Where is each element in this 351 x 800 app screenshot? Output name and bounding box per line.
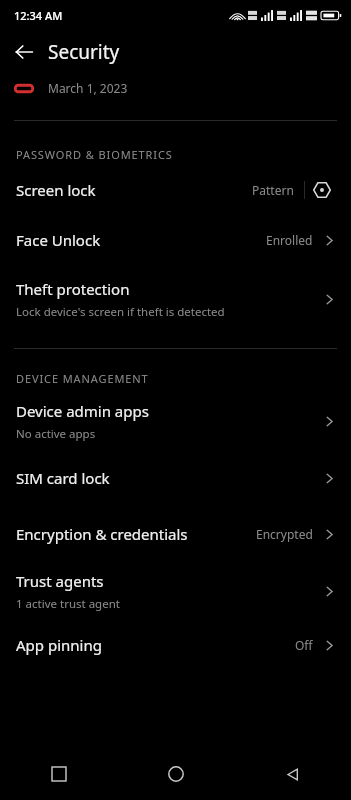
- staticText: Enrolled: [266, 232, 313, 248]
- staticText: Pattern: [252, 182, 294, 198]
- staticText: Encrypted: [256, 526, 313, 542]
- staticText: Lock device's screen if theft is detecte…: [16, 304, 225, 320]
- staticText: Device admin apps: [16, 401, 149, 421]
- button[interactable]: SIM card lock: [0, 450, 351, 506]
- staticText: Theft protection: [16, 279, 130, 299]
- button[interactable]: Device admin apps: [0, 392, 351, 450]
- staticText: Off: [295, 637, 313, 653]
- button[interactable]: Back: [234, 748, 351, 800]
- staticText: No active apps: [16, 426, 96, 442]
- button[interactable]: App pinning: [0, 620, 351, 670]
- staticText: App pinning: [16, 635, 102, 655]
- button[interactable]: Screen lock: [0, 168, 351, 212]
- staticText: DEVICE MANAGEMENT: [16, 371, 149, 386]
- button[interactable]: Theft protection: [0, 268, 351, 330]
- staticText: Trust agents: [16, 571, 104, 591]
- button[interactable]: Back: [0, 30, 48, 74]
- staticText: Security: [48, 39, 120, 65]
- staticText: Encryption & credentials: [16, 524, 188, 544]
- button[interactable]: Screen lock settings: [305, 173, 339, 207]
- staticText: SIM card lock: [16, 468, 110, 488]
- staticText: 12:34 AM: [14, 8, 63, 23]
- button[interactable]: Encryption & credentials: [0, 506, 351, 562]
- staticText: Face Unlock: [16, 230, 101, 250]
- button[interactable]: Trust agents: [0, 562, 351, 620]
- staticText: 1 active trust agent: [16, 596, 120, 612]
- staticText: Screen lock: [16, 180, 96, 200]
- staticText: PASSWORD & BIOMETRICS: [16, 147, 173, 162]
- button[interactable]: Face Unlock: [0, 212, 351, 268]
- button[interactable]: Recent apps: [0, 748, 117, 800]
- button[interactable]: Home: [117, 748, 234, 800]
- staticText: March 1, 2023: [48, 80, 128, 96]
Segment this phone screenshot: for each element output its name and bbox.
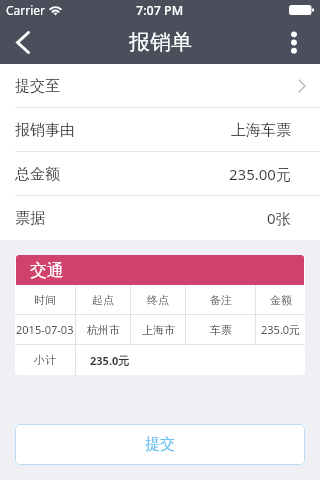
staticText: 交通 bbox=[30, 260, 64, 281]
staticText: 提交至 bbox=[15, 77, 60, 96]
staticText: 7:07 PM bbox=[136, 2, 184, 19]
staticText: 金额 bbox=[270, 293, 292, 307]
staticText: 起点 bbox=[92, 293, 114, 307]
button[interactable]: Back bbox=[0, 20, 45, 64]
staticText: 235.0元 bbox=[90, 353, 130, 368]
button[interactable]: 提交 bbox=[15, 424, 305, 465]
staticText: 终点 bbox=[147, 293, 169, 307]
staticText: 提交 bbox=[145, 435, 175, 454]
button[interactable]: 总金额 bbox=[0, 152, 320, 196]
staticText: 备注 bbox=[210, 293, 232, 307]
staticText: 上海车票 bbox=[231, 121, 291, 140]
staticText: 报销事由 bbox=[15, 121, 75, 140]
staticText: 报销单 bbox=[129, 29, 192, 55]
staticText: 小计 bbox=[34, 353, 56, 367]
staticText: 0张 bbox=[267, 208, 291, 228]
staticText: 票据 bbox=[15, 209, 45, 228]
staticText: 2015-07-03 bbox=[16, 322, 74, 337]
button[interactable]: 提交至 bbox=[0, 64, 320, 108]
button[interactable]: 报销事由 bbox=[0, 108, 320, 152]
staticText: 总金额 bbox=[15, 165, 60, 184]
staticText: 车票 bbox=[210, 323, 232, 337]
staticText: Carrier bbox=[6, 2, 46, 18]
staticText: 时间 bbox=[34, 293, 56, 307]
staticText: 上海市 bbox=[142, 323, 175, 337]
staticText: 235.00元 bbox=[229, 164, 291, 184]
staticText: 235.0元 bbox=[261, 322, 301, 337]
button[interactable]: 票据 bbox=[0, 196, 320, 240]
staticText: 杭州市 bbox=[87, 323, 120, 337]
button[interactable]: More options bbox=[268, 20, 320, 64]
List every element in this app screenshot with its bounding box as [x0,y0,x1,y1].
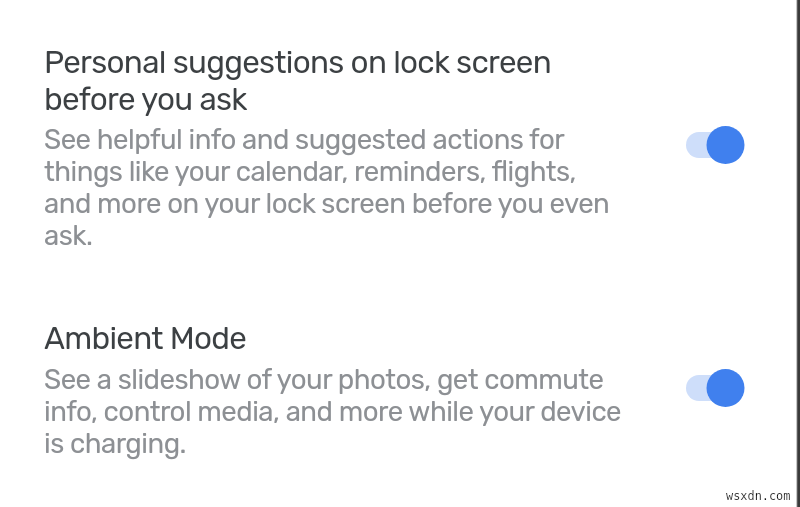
button[interactable]: Ambient Mode [685,362,757,414]
button[interactable]: Personal suggestions on lock screen befo… [0,18,800,276]
staticText: Personal suggestions on lock screen befo… [44,44,551,118]
staticText: See helpful info and suggested actions f… [44,123,610,252]
staticText: See a slideshow of your photos, get comm… [44,363,622,460]
button[interactable]: Ambient Mode [0,296,800,482]
staticText: Ambient Mode [44,320,247,357]
button[interactable]: Personal suggestions on lock screen befo… [685,119,757,171]
staticText: wsxdn.com [726,489,791,503]
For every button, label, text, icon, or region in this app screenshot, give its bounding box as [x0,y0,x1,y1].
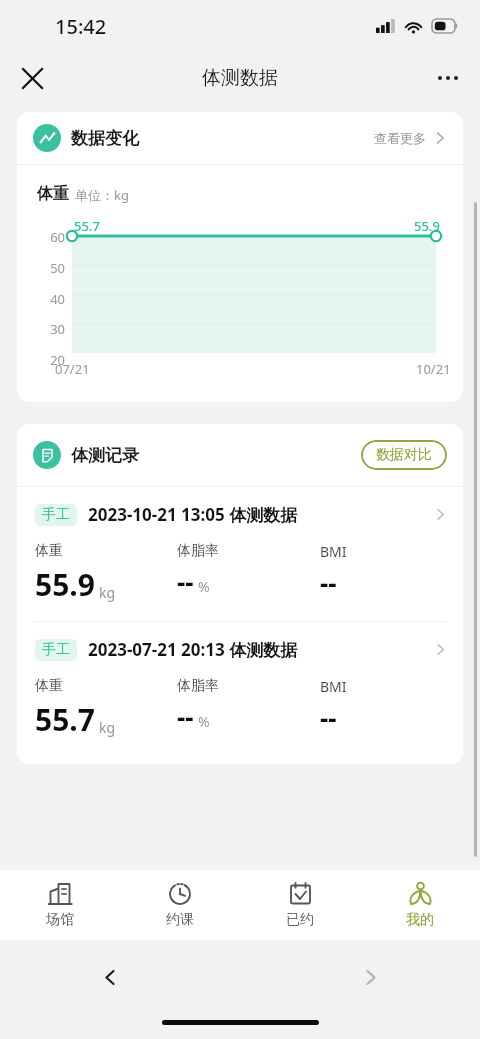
staticText: 40 [37,290,65,308]
button[interactable]: 数据变化 [17,112,463,164]
staticText: kg [99,718,116,737]
staticText: 场馆 [46,911,74,929]
staticText: 查看更多 [374,130,426,146]
staticText: 55.9 [35,564,95,605]
staticText: 10/21 [416,360,451,378]
staticText: 已约 [286,911,314,929]
button[interactable]: 手工 [17,487,463,621]
staticText: 55.7 [74,217,100,235]
staticText: 55.9 [414,217,440,235]
staticText: BMI [320,677,347,696]
staticText: % [198,577,210,596]
staticText: 约课 [166,911,194,929]
button[interactable]: 手工 [17,622,463,756]
staticText: 体测数据 [202,66,278,90]
button[interactable]: 约课 [120,870,240,940]
button[interactable]: Back [91,958,129,996]
staticText: 手工 [42,506,70,524]
staticText: -- [177,564,194,599]
staticText: 15:42 [55,13,107,40]
staticText: BMI [320,542,347,561]
staticText: 07/21 [55,360,90,378]
staticText: -- [177,699,194,734]
button[interactable]: Close [10,56,54,100]
staticText: 我的 [406,911,434,929]
button[interactable]: Forward [351,958,389,996]
button[interactable]: 数据对比 [361,440,447,470]
staticText: 50 [37,259,65,277]
staticText: 手工 [42,641,70,659]
staticText: 单位：kg [75,186,129,204]
staticText: 体脂率 [177,542,219,560]
button[interactable]: 场馆 [0,870,120,940]
staticText: -- [320,565,337,600]
staticText: 2023-10-21 13:05 体测数据 [88,503,298,526]
staticText: 体脂率 [177,677,219,695]
staticText: % [198,712,210,731]
staticText: 体重 [35,677,63,695]
staticText: 数据对比 [376,446,432,464]
button[interactable]: More options [426,56,470,100]
staticText: 60 [37,228,65,246]
staticText: 体重 [37,184,69,204]
staticText: 体测记录 [71,445,139,466]
staticText: 55.7 [35,699,95,740]
button[interactable]: 我的 [360,870,480,940]
staticText: 30 [37,320,65,338]
staticText: 体重 [35,542,63,560]
staticText: 数据变化 [71,128,139,149]
button[interactable]: 已约 [240,870,360,940]
staticText: -- [320,700,337,735]
staticText: 20 [37,351,65,369]
staticText: 2023-07-21 20:13 体测数据 [88,638,298,661]
staticText: kg [99,583,116,602]
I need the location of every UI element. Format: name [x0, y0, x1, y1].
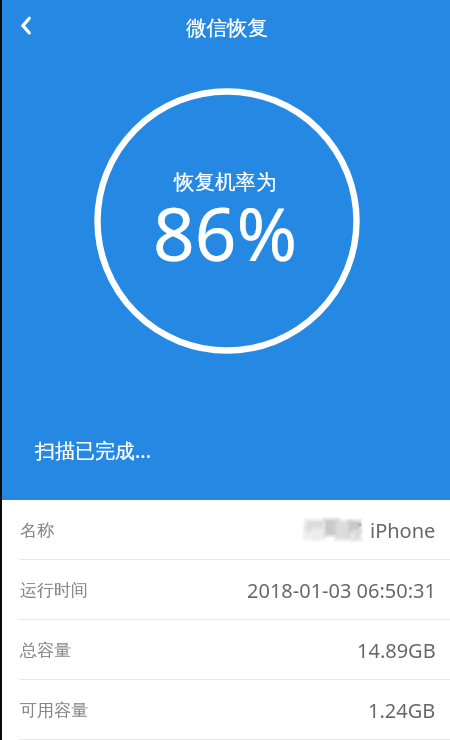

-- -- --

● The exercise:
Write out word for word the lines from the line with "- staticText: Enrolled: [266, 232, 313, 248]" to the line with "- staticText: Off: [295, 637, 313, 653]".

● Task output:
- staticText: Enrolled: [266, 232, 313, 248]
- staticText: Pattern: [252, 182, 294, 198]
- staticText: Encrypted: [256, 526, 313, 542]
- staticText: Lock device's screen if theft is detecte…: [16, 304, 225, 320]
- staticText: Device admin apps: [16, 401, 149, 421]
- button[interactable]: SIM card lock: [0, 450, 351, 506]
- staticText: Theft protection: [16, 279, 130, 299]
- button[interactable]: Device admin apps: [0, 392, 351, 450]
- staticText: Off: [295, 637, 313, 653]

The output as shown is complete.